### DIRECTIONS
Within the entries below, every line containing "Radverkehr" is to be copied.

Dataset rows of page text
◇ ◇ ◇ ◇

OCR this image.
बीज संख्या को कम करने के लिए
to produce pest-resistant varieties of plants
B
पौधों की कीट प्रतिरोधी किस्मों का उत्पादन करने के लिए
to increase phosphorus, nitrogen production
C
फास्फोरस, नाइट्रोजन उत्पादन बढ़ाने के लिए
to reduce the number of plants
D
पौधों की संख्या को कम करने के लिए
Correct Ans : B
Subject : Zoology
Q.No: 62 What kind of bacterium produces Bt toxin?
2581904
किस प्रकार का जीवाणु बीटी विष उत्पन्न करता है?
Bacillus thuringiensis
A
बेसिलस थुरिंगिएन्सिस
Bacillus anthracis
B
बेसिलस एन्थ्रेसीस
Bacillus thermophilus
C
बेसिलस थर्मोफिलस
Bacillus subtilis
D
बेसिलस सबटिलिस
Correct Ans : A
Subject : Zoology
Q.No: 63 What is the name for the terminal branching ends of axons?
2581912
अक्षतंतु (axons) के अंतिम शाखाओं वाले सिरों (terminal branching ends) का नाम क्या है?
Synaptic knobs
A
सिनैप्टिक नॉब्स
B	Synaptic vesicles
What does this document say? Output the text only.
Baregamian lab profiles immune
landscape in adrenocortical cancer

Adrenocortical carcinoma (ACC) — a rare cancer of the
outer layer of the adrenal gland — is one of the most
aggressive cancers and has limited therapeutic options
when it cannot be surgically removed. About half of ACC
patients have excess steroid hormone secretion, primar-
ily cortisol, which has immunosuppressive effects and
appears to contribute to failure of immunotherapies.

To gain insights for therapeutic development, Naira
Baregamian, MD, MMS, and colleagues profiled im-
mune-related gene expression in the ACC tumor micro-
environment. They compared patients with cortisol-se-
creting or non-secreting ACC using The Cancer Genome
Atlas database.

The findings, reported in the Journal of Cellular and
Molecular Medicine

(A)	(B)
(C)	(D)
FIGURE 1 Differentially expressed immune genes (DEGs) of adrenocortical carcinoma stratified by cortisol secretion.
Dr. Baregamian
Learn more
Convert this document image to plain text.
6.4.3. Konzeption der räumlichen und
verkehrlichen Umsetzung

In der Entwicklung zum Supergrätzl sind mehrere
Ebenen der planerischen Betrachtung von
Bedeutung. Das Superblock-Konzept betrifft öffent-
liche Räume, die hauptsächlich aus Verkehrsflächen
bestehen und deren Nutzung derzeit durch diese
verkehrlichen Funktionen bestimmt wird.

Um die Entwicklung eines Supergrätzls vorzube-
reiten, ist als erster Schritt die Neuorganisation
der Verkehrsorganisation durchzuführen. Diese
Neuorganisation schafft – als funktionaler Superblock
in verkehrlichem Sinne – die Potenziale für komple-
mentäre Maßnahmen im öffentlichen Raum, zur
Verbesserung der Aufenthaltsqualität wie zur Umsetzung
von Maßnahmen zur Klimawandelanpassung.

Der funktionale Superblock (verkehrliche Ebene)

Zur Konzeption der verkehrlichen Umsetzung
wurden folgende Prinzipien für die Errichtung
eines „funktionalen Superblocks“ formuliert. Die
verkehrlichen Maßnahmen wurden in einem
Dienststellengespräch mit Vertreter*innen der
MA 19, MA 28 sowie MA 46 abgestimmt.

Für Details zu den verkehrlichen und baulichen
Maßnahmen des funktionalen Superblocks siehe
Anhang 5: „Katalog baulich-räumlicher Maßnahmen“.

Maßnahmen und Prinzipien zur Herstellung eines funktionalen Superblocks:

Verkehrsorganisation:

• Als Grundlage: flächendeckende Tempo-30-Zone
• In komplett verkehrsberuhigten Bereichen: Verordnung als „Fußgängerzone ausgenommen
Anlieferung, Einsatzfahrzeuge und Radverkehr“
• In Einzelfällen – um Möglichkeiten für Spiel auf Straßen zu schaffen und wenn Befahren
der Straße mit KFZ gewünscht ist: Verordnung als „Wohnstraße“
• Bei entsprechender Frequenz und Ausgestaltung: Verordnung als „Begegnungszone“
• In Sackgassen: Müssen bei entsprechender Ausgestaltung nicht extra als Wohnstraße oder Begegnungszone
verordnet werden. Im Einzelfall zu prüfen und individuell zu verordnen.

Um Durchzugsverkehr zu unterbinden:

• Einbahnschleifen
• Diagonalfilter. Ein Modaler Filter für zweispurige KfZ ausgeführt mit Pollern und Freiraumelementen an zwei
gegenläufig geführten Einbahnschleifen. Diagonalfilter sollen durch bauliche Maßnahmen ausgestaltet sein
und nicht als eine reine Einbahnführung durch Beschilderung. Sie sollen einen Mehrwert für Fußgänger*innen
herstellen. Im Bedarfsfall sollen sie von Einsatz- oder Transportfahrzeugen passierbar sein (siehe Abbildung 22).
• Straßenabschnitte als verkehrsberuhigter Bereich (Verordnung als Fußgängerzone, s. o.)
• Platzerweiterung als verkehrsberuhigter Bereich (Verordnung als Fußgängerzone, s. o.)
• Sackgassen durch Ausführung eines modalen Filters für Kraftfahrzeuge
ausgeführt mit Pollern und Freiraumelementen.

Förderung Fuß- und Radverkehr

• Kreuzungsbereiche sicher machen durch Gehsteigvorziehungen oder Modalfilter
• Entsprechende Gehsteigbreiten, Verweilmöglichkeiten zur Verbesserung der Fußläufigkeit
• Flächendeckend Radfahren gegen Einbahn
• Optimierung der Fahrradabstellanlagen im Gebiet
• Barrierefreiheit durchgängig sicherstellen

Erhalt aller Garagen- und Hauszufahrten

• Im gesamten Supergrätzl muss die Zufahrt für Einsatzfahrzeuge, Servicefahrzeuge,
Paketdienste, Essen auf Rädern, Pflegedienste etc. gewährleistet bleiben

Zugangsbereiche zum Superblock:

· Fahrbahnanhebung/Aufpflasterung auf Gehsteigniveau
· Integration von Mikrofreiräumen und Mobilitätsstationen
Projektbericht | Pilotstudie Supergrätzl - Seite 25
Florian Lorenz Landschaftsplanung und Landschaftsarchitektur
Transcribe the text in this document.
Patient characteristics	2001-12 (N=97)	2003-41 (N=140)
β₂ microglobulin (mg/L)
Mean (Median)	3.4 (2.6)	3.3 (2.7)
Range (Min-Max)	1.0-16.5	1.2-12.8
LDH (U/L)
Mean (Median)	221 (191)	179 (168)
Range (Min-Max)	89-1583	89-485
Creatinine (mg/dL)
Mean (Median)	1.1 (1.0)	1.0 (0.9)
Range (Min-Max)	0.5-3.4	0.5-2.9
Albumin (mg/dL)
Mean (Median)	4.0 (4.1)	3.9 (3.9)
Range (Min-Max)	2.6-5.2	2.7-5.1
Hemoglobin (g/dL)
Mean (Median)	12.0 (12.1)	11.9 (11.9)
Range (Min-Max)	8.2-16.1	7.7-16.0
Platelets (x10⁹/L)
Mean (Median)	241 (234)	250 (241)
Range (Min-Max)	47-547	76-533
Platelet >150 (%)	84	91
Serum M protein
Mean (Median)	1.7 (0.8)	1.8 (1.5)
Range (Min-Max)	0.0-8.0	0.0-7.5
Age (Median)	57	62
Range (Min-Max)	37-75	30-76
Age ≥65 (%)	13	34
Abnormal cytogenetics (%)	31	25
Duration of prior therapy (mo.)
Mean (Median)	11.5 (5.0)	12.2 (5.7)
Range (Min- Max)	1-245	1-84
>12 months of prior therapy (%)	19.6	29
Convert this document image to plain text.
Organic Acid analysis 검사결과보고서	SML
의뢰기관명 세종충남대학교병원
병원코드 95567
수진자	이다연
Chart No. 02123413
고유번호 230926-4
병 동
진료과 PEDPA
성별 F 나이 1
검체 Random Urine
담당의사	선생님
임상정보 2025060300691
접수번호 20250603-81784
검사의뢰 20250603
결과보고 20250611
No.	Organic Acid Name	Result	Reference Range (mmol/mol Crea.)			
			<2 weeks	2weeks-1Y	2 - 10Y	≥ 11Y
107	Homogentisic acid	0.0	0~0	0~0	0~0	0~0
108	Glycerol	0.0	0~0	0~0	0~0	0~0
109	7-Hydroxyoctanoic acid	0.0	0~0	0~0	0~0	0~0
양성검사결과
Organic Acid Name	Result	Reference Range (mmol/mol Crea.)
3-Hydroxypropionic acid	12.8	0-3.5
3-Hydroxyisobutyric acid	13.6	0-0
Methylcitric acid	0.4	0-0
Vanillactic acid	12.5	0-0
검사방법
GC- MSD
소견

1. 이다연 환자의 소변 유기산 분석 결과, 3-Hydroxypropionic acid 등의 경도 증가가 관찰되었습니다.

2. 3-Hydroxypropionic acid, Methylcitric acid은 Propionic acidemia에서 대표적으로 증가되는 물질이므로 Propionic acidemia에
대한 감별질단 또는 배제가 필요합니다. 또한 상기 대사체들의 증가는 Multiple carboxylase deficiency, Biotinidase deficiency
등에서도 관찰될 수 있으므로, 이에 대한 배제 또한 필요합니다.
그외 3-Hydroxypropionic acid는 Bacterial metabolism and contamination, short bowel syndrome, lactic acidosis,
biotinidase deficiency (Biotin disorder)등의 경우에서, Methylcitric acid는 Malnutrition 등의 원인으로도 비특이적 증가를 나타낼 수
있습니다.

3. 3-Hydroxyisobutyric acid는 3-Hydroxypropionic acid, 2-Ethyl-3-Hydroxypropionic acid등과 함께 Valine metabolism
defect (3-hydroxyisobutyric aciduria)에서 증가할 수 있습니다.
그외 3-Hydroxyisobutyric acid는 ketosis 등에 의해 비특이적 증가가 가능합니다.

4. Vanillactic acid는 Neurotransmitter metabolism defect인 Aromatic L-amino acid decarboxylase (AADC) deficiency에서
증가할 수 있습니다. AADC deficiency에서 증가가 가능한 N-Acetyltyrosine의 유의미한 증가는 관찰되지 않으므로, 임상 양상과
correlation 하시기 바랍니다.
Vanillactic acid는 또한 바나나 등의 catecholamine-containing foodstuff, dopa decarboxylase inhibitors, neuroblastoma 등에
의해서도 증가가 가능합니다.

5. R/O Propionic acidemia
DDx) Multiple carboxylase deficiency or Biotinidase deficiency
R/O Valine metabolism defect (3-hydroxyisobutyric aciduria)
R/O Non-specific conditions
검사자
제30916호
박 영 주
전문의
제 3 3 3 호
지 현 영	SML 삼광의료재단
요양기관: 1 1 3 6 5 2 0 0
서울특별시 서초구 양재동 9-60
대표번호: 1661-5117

◇ ◇ ◇ ◇

### SOLUTION
Anlieferung, Einsatzfahrzeuge und Radverkehr“
Förderung Fuß- und Radverkehr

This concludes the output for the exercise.